== AUFGABENSTELLUNG ==
**A.** Prüfen Sie, ob die folgenden Aussagen zum Redeausschnitt zutreffen, und antworten Sie jeweils mit Ja oder Nein samt den entscheidenden Worten im genauen Wortlaut: (i) Der Redner sagt, er sei als großer SPÖ-Freund bekannt. (ii) Der Redner bezieht sich auf die letzten zwei Jahre der Regierung. (iii) Der Redner wäre fast dafür, der SPÖ zwei Bonusmandate zu geben.
**B.** Schreiben Sie einen Teil des Redeausschnitts erneut ab: Beginnen Sie bei den Worten "Zum Inhaltlichen: Es" und hören Sie nach "FPÖ und ÖVP.)" auf. Tauschen Sie dabei "Kummer und Sorgen" gegen "Ärger und Mühe" aus.
**C.** Wofür sollen die Angesprochenen laut dem Redeausschnitt im eigenen Haus sorgen?

== AUSGANGSTEXT ==
-=-=-=-=-

Zum Inhaltlichen: Es ist ein reines Ablenkungsmanöver. Fangen Sie doch einmal im eigenen Haus mit mehr Demokratie an und sorgen Sie dafür, dass das Verhältniswahlrecht in Wien gerechter wird, wobei ich Ihnen hier ganz ehrlich sage, ich bin hier ja nicht als großer SPÖ-Freund bekannt. Aber wenn ich mir anschaue, was uns diese rot-grüne und vor allem der grüne Teil dieser Regierung in den letzten zwei Jahren angetan hat, dann wäre ich fast dafür, der SPÖ zwei Bonusmandate zu geben, weil dann sind die Verhältnisse klar und Sie würden den Wienerinnen und Wienern sehr viel Kummer und Sorgen ersparen! (Beifall und Heiterkeit bei FPÖ und ÖVP.)
Aber zum Inhaltlichen mit den EU-Bürgern: Wenn Sie die Geschichte des Wahlrechtes, Sie haben es ja kurz skizziert, nachvollziehen, dann haben dort immer Menschen das Wahlrecht gefordert.

-=-=-=-=-

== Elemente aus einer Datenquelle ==
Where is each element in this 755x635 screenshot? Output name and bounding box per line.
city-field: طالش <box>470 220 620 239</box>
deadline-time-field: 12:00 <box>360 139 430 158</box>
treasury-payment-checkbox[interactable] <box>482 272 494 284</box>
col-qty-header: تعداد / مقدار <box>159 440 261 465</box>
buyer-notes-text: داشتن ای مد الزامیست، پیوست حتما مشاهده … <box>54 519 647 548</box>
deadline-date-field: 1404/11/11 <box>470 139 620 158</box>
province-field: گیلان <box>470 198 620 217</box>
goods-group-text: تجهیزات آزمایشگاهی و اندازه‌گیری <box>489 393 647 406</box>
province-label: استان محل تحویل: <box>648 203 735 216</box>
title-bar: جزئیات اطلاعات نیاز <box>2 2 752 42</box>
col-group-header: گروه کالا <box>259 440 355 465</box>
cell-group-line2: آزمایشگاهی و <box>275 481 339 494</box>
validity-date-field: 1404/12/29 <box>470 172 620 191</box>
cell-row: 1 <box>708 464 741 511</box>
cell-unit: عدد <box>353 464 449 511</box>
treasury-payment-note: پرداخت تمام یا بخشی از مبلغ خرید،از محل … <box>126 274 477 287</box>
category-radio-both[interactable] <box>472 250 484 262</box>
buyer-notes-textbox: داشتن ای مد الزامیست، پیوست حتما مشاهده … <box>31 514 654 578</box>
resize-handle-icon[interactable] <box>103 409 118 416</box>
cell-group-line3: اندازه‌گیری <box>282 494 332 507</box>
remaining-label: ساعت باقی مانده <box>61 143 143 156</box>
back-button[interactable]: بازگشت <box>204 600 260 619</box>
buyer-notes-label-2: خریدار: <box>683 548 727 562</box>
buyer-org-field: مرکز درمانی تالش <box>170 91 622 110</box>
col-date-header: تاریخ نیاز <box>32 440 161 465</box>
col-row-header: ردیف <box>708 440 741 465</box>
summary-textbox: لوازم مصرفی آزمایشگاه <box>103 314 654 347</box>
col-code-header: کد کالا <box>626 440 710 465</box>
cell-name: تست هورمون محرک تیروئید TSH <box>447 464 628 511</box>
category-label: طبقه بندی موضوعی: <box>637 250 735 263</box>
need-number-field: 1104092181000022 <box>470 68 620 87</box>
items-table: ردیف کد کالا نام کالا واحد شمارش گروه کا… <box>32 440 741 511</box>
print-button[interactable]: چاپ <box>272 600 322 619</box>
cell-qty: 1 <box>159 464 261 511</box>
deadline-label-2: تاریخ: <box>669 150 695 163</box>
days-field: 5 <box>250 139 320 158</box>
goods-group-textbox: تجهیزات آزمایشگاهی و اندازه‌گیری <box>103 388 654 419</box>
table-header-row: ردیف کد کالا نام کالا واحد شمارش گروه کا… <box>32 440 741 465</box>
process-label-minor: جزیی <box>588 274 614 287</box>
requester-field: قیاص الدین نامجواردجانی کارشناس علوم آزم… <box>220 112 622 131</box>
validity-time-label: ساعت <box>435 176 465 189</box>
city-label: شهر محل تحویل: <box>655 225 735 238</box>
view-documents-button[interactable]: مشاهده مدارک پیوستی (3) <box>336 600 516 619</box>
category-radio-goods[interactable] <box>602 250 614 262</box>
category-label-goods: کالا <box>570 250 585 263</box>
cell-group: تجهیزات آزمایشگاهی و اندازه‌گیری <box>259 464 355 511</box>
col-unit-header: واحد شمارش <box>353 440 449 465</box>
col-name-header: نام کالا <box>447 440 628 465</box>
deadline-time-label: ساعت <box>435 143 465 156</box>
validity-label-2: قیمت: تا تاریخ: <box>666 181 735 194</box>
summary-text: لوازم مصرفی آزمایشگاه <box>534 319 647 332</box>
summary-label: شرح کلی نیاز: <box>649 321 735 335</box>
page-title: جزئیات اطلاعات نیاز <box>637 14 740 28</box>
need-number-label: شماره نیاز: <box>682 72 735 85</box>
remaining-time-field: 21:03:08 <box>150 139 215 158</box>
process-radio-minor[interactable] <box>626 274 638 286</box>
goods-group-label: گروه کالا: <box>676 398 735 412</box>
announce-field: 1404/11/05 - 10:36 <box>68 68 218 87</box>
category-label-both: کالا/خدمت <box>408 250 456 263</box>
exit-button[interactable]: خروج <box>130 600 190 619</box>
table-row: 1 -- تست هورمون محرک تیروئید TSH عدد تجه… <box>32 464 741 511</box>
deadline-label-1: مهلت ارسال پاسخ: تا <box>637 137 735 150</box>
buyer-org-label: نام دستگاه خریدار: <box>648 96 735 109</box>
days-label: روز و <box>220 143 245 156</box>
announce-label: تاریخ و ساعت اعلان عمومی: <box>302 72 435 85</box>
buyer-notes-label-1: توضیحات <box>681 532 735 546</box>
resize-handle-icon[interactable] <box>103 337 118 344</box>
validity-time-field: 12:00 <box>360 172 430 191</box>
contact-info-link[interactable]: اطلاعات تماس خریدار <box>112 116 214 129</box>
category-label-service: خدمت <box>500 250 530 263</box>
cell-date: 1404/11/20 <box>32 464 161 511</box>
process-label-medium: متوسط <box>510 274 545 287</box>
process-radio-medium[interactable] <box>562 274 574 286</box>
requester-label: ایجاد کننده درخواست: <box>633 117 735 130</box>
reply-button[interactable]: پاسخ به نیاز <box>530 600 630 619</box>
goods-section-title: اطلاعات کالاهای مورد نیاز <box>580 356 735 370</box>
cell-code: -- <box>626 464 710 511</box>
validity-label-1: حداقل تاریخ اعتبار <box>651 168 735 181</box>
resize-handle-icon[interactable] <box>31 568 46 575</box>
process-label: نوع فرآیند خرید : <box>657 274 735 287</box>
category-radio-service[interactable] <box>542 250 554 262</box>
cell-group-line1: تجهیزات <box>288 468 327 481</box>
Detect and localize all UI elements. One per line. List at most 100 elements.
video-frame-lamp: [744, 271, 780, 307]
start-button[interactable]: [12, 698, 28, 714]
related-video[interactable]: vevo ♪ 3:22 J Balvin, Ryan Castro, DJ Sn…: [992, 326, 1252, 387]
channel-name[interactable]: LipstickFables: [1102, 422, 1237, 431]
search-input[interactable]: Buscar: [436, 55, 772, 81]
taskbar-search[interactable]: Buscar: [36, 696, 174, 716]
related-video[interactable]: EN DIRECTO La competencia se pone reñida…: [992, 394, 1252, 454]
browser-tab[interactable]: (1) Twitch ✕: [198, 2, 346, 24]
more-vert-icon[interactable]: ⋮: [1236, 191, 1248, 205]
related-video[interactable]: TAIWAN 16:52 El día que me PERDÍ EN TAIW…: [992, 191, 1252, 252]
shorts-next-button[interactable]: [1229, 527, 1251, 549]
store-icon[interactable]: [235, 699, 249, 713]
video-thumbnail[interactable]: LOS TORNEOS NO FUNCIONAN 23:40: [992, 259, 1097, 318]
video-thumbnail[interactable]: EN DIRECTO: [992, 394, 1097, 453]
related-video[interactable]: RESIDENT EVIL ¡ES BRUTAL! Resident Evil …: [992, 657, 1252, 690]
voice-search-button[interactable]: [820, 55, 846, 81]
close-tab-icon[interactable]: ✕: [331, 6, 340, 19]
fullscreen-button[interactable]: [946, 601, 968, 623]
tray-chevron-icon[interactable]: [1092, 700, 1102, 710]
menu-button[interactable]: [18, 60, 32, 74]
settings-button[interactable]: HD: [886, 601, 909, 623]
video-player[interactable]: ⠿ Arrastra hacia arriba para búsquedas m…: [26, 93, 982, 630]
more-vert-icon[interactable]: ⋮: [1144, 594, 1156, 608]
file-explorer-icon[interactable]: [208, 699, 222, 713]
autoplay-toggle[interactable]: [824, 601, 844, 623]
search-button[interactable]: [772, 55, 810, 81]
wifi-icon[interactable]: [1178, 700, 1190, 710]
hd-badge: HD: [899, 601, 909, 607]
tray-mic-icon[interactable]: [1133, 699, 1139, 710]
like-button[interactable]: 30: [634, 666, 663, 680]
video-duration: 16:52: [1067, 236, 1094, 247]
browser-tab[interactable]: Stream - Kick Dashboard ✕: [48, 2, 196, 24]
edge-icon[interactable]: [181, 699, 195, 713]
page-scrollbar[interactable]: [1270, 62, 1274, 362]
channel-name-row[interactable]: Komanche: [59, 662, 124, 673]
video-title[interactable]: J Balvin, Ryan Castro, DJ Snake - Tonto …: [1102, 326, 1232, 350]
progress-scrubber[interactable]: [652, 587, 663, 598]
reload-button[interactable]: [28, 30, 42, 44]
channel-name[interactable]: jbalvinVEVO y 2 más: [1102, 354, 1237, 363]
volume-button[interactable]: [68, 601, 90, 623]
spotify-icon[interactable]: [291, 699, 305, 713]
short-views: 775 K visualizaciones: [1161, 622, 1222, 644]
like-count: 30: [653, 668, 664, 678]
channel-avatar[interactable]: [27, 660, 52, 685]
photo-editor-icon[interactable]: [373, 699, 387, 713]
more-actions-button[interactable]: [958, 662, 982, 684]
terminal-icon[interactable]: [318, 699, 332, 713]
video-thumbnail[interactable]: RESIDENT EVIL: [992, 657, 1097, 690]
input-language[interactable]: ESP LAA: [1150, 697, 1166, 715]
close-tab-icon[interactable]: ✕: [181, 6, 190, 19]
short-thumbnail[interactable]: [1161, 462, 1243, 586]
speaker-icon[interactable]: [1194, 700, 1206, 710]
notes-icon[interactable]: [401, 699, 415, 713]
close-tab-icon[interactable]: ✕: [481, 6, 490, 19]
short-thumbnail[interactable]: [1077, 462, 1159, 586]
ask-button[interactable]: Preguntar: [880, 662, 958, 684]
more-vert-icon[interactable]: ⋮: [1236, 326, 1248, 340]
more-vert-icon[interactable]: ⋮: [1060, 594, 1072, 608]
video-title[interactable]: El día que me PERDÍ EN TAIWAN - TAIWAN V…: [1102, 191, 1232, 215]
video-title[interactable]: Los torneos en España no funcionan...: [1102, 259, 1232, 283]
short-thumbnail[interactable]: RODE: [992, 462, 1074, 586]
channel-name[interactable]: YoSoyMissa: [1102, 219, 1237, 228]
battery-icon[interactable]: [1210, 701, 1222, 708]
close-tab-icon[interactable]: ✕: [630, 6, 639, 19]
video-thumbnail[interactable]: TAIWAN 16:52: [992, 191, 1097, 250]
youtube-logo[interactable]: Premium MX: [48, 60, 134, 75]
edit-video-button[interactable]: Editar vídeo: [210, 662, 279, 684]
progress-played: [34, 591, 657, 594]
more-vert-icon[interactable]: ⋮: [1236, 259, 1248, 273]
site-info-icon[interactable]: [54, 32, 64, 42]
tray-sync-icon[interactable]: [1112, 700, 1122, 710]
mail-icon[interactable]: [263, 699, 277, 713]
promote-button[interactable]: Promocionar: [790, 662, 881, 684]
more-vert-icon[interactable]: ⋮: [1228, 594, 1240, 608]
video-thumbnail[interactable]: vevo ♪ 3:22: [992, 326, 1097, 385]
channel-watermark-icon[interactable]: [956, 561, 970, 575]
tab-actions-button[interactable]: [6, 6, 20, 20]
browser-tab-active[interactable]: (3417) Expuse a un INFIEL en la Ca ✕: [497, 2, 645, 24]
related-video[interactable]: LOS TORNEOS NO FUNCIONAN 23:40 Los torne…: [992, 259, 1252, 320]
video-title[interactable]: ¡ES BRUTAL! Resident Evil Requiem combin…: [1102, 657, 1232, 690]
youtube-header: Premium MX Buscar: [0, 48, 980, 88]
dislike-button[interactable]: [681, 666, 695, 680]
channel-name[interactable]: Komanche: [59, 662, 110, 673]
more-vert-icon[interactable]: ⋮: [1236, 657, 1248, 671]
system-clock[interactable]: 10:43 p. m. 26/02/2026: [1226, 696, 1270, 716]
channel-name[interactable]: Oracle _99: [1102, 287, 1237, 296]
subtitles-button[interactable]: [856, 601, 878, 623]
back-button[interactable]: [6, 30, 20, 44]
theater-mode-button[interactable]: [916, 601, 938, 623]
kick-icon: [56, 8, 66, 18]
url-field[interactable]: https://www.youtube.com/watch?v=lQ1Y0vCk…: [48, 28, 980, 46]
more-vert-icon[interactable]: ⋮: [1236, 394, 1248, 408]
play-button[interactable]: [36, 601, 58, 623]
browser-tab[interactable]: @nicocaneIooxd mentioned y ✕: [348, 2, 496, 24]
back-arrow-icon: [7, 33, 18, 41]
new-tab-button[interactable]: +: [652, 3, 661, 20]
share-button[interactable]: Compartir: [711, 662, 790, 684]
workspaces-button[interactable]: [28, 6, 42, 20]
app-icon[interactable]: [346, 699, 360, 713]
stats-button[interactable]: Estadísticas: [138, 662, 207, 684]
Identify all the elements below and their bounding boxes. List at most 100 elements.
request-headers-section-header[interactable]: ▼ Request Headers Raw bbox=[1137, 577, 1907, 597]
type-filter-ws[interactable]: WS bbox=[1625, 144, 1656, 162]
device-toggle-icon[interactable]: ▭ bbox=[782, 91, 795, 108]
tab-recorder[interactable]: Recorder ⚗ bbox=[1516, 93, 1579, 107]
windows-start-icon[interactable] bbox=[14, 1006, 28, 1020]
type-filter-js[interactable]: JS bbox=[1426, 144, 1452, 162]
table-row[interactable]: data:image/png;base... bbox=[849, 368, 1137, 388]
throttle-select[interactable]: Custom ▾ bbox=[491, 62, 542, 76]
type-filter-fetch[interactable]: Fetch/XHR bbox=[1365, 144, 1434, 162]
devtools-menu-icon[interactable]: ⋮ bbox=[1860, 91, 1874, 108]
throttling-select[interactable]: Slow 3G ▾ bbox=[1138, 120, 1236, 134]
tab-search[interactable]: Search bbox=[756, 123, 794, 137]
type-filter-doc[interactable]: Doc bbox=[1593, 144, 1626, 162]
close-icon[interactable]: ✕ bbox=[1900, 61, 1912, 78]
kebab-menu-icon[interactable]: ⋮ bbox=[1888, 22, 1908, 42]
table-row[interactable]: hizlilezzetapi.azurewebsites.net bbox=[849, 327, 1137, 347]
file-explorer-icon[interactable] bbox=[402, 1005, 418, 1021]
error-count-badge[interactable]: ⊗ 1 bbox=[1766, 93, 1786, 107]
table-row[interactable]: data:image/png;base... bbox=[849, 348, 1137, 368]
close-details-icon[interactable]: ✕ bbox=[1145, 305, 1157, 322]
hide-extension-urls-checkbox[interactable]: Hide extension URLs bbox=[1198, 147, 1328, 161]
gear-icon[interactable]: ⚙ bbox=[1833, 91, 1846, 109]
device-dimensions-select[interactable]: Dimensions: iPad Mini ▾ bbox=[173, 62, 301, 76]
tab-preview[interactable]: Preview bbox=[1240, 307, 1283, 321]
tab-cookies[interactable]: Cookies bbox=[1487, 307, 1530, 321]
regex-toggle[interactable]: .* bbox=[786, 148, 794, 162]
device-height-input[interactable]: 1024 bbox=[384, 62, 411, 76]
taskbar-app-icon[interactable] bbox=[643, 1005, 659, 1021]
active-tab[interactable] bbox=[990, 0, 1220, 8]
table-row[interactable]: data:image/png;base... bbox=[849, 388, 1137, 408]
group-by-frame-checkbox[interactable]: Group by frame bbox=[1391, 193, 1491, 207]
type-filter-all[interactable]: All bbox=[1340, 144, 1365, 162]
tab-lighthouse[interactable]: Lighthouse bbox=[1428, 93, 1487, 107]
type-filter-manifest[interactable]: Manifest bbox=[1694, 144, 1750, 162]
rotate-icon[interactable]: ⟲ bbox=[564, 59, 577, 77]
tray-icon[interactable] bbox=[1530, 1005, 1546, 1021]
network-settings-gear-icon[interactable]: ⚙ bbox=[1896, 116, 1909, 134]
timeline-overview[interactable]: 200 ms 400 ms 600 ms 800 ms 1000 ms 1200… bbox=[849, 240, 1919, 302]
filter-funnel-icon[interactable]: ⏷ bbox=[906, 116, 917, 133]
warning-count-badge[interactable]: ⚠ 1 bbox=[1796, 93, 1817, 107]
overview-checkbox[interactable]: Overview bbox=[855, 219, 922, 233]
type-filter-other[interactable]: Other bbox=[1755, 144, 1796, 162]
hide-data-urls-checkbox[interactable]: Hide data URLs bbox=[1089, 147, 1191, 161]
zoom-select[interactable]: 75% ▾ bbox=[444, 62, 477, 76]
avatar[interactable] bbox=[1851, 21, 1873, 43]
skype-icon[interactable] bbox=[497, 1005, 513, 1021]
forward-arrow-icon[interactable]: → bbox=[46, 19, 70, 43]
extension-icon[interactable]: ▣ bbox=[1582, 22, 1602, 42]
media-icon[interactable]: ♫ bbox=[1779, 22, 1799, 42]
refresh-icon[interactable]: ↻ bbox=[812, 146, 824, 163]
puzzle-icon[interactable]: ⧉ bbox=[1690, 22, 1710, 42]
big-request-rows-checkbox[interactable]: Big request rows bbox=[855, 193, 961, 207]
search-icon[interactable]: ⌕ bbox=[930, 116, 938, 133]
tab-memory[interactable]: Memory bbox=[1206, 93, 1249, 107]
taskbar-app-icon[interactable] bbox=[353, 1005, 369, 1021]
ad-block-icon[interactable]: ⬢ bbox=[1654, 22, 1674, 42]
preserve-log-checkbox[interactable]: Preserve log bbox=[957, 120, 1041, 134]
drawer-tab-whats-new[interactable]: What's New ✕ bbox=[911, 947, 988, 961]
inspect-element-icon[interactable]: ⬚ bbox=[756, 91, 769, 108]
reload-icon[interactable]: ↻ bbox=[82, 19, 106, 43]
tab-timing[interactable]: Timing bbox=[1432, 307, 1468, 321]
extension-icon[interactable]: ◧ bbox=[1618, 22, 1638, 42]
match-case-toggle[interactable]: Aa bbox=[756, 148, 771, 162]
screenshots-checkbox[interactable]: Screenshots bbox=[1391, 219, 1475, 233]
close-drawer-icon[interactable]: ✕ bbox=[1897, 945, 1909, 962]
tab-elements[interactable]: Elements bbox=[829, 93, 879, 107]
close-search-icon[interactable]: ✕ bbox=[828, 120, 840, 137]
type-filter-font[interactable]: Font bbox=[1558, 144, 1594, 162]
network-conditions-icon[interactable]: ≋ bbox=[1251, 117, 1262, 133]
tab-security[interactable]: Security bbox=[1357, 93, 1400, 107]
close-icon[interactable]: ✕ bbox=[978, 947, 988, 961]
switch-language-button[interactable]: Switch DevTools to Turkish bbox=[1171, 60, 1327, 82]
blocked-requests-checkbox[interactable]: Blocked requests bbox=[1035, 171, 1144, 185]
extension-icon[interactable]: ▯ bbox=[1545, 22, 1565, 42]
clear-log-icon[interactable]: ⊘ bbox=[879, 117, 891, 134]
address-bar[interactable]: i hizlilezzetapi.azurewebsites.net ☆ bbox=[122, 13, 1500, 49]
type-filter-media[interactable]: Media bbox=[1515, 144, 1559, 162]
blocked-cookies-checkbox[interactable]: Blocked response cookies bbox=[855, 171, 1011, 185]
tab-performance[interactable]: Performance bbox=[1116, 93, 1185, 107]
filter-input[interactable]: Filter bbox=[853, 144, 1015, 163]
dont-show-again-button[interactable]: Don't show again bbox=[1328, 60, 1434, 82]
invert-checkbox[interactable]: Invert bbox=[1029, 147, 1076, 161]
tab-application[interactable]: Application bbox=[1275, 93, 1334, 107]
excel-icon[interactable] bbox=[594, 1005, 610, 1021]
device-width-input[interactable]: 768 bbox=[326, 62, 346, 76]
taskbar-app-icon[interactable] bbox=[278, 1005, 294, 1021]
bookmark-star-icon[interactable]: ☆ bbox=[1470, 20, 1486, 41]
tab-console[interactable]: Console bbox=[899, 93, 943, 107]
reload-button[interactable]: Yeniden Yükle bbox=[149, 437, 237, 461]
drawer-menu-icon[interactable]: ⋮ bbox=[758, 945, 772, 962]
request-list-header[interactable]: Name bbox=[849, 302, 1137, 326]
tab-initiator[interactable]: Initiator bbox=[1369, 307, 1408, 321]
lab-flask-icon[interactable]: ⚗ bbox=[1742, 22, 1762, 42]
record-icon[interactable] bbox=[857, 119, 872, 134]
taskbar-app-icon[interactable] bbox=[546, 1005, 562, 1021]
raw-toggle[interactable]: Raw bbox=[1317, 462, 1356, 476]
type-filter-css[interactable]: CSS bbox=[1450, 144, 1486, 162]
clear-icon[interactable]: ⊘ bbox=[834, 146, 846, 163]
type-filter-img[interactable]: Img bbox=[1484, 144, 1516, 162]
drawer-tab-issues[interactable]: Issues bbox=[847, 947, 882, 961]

-=-=-=-=-

== ANTWORTEN JE AUFGABE ==
**A.**
(i) Nein: „ich bin hier ja nicht als großer SPÖ-Freund bekannt“
(ii) Ja: „in den letzten zwei Jahren“
(iii) Ja: „dann wäre ich fast dafür, der SPÖ zwei Bonusmandate zu geben“

**B.**
Zum Inhaltlichen: Es ist ein reines Ablenkungsmanöver. Fangen Sie doch einmal im eigenen Haus mit mehr Demokratie an und sorgen Sie dafür, dass das Verhältniswahlrecht in Wien gerechter wird, wobei ich Ihnen hier ganz ehrlich sage, ich bin hier ja nicht als großer SPÖ-Freund bekannt. Aber wenn ich mir anschaue, was uns diese rot-grüne und vor allem der grüne Teil dieser Regierung in den letzten zwei Jahren angetan hat, dann wäre ich fast dafür, der SPÖ zwei Bonusmandate zu geben, weil dann sind die Verhältnisse klar und Sie würden den Wienerinnen und Wienern sehr viel Ärger und Mühe ersparen! (Beifall und Heiterkeit bei FPÖ und ÖVP.)

**C.** Dafür, dass das Verhältniswahlrecht in Wien gerechter wird.